Page content transcription data
════
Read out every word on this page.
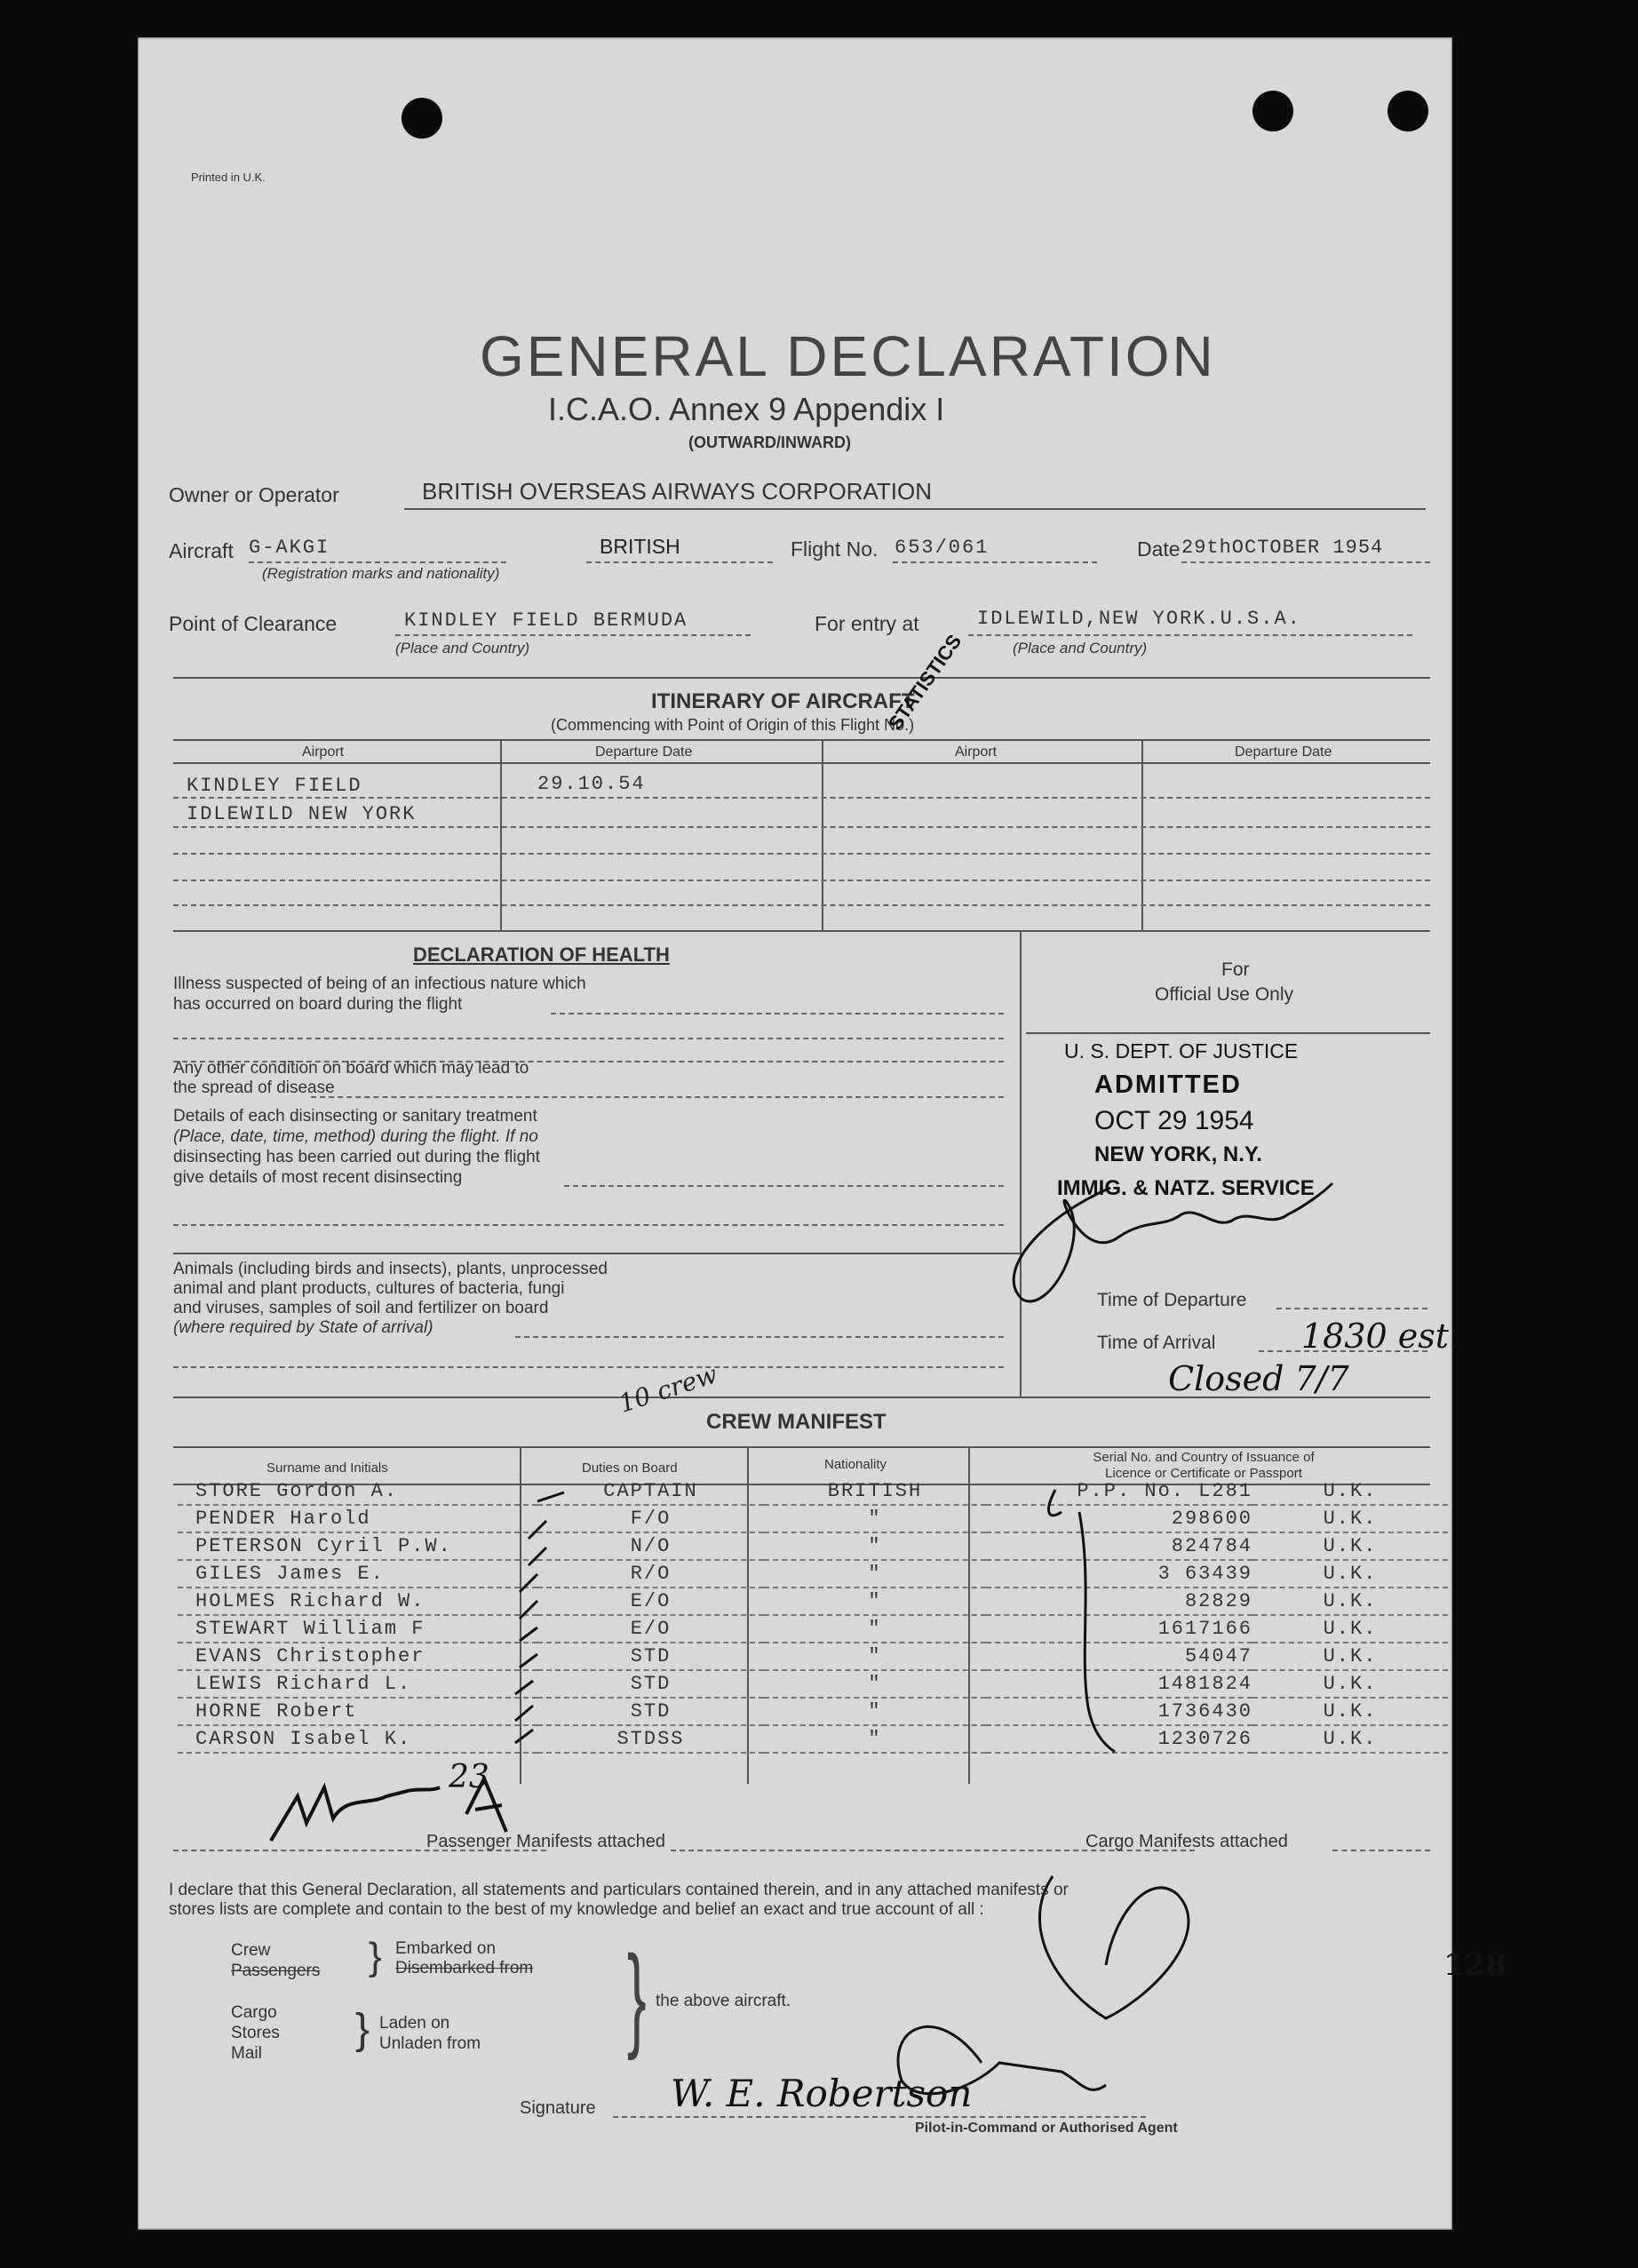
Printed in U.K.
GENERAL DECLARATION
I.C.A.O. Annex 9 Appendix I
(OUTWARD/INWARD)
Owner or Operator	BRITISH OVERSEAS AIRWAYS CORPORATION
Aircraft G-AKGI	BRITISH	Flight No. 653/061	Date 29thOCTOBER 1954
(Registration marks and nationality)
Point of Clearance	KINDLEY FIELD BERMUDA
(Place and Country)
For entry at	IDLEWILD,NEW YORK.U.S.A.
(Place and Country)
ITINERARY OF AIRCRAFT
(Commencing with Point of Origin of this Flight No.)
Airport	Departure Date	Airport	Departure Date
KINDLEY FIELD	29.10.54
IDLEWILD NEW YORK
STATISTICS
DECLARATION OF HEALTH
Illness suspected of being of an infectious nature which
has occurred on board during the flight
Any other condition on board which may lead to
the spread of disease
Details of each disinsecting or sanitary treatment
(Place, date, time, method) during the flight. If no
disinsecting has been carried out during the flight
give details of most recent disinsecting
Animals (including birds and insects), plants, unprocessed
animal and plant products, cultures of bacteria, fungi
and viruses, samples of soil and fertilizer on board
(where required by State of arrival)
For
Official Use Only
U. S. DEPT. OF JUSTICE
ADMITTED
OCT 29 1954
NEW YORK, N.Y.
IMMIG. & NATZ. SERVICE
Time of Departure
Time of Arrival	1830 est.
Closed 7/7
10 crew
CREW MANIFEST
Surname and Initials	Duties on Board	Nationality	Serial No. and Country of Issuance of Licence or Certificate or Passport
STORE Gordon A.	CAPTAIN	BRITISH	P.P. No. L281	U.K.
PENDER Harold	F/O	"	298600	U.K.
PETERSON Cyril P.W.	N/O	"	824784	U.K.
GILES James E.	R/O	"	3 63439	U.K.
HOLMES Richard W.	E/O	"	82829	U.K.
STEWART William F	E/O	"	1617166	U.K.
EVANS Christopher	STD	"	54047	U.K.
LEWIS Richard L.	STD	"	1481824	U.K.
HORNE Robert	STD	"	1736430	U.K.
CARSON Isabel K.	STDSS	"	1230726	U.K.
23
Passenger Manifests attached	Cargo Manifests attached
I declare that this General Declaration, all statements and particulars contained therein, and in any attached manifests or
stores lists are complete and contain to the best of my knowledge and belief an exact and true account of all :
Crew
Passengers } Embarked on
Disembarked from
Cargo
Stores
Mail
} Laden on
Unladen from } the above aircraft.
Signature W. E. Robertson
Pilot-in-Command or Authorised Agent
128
════
WHAT YOU SHOULD DO
Every record above should be duplicated precisely, with the images removed.

SOLUTION TO THIS PROBLEM
Read out every word on this page.
Printed in U.K.
GENERAL DECLARATION
I.C.A.O. Annex 9 Appendix I
(OUTWARD/INWARD)
Owner or Operator	BRITISH OVERSEAS AIRWAYS CORPORATION
Aircraft G-AKGI	BRITISH	Flight No. 653/061	Date 29thOCTOBER 1954
(Registration marks and nationality)
Point of Clearance	KINDLEY FIELD BERMUDA
(Place and Country)
For entry at	IDLEWILD,NEW YORK.U.S.A.
(Place and Country)
ITINERARY OF AIRCRAFT
(Commencing with Point of Origin of this Flight No.)
Airport	Departure Date	Airport	Departure Date
KINDLEY FIELD	29.10.54
IDLEWILD NEW YORK
STATISTICS
DECLARATION OF HEALTH
Illness suspected of being of an infectious nature which
has occurred on board during the flight
Any other condition on board which may lead to
the spread of disease
Details of each disinsecting or sanitary treatment
(Place, date, time, method) during the flight. If no
disinsecting has been carried out during the flight
give details of most recent disinsecting
Animals (including birds and insects), plants, unprocessed
animal and plant products, cultures of bacteria, fungi
and viruses, samples of soil and fertilizer on board
(where required by State of arrival)
For
Official Use Only
U. S. DEPT. OF JUSTICE
ADMITTED
OCT 29 1954
NEW YORK, N.Y.
IMMIG. & NATZ. SERVICE
Time of Departure
Time of Arrival	1830 est.
Closed 7/7
10 crew
CREW MANIFEST
Surname and Initials	Duties on Board	Nationality	Serial No. and Country of Issuance of Licence or Certificate or Passport
STORE Gordon A.	CAPTAIN	BRITISH	P.P. No. L281	U.K.
PENDER Harold	F/O	"	298600	U.K.
PETERSON Cyril P.W.	N/O	"	824784	U.K.
GILES James E.	R/O	"	3 63439	U.K.
HOLMES Richard W.	E/O	"	82829	U.K.
STEWART William F	E/O	"	1617166	U.K.
EVANS Christopher	STD	"	54047	U.K.
LEWIS Richard L.	STD	"	1481824	U.K.
HORNE Robert	STD	"	1736430	U.K.
CARSON Isabel K.	STDSS	"	1230726	U.K.
23
Passenger Manifests attached	Cargo Manifests attached
I declare that this General Declaration, all statements and particulars contained therein, and in any attached manifests or
stores lists are complete and contain to the best of my knowledge and belief an exact and true account of all :
Crew
Passengers } Embarked on
Disembarked from
Cargo
Stores
Mail
} Laden on
Unladen from } the above aircraft.
Signature W. E. Robertson
Pilot-in-Command or Authorised Agent
128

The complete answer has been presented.